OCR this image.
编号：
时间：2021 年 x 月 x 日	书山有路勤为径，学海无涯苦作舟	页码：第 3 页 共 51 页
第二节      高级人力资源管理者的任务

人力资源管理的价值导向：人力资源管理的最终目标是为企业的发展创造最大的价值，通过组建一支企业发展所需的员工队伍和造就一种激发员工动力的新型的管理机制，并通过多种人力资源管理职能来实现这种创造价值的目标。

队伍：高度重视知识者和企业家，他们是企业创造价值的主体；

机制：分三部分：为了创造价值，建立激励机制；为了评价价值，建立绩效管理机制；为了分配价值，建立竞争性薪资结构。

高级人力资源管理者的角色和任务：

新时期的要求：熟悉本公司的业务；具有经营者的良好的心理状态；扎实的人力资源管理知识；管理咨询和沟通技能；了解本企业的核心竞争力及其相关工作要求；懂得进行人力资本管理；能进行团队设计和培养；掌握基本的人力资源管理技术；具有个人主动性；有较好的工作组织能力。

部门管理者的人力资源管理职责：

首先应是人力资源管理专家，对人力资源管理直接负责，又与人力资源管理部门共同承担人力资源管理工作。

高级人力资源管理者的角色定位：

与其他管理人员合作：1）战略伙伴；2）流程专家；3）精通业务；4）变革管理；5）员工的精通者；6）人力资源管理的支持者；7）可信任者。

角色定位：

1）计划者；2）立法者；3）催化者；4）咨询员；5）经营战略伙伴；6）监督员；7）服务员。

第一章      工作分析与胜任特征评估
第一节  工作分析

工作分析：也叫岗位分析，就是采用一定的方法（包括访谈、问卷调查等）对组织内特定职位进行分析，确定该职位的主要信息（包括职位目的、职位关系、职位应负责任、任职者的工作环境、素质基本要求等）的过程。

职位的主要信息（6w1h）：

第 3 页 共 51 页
_ _ _ _ _ _ _
**Directions for this task**
Exactly reproduce every line found in the records.

**Finished answer**
OCR this image.
编号：
时间：2021 年 x 月 x 日	书山有路勤为径，学海无涯苦作舟	页码：第 3 页 共 51 页
第二节      高级人力资源管理者的任务

人力资源管理的价值导向：人力资源管理的最终目标是为企业的发展创造最大的价值，通过组建一支企业发展所需的员工队伍和造就一种激发员工动力的新型的管理机制，并通过多种人力资源管理职能来实现这种创造价值的目标。

队伍：高度重视知识者和企业家，他们是企业创造价值的主体；

机制：分三部分：为了创造价值，建立激励机制；为了评价价值，建立绩效管理机制；为了分配价值，建立竞争性薪资结构。

高级人力资源管理者的角色和任务：

新时期的要求：熟悉本公司的业务；具有经营者的良好的心理状态；扎实的人力资源管理知识；管理咨询和沟通技能；了解本企业的核心竞争力及其相关工作要求；懂得进行人力资本管理；能进行团队设计和培养；掌握基本的人力资源管理技术；具有个人主动性；有较好的工作组织能力。

部门管理者的人力资源管理职责：

首先应是人力资源管理专家，对人力资源管理直接负责，又与人力资源管理部门共同承担人力资源管理工作。

高级人力资源管理者的角色定位：

与其他管理人员合作：1）战略伙伴；2）流程专家；3）精通业务；4）变革管理；5）员工的精通者；6）人力资源管理的支持者；7）可信任者。

角色定位：

1）计划者；2）立法者；3）催化者；4）咨询员；5）经营战略伙伴；6）监督员；7）服务员。

第一章      工作分析与胜任特征评估
第一节  工作分析

工作分析：也叫岗位分析，就是采用一定的方法（包括访谈、问卷调查等）对组织内特定职位进行分析，确定该职位的主要信息（包括职位目的、职位关系、职位应负责任、任职者的工作环境、素质基本要求等）的过程。

职位的主要信息（6w1h）：

第 3 页 共 51 页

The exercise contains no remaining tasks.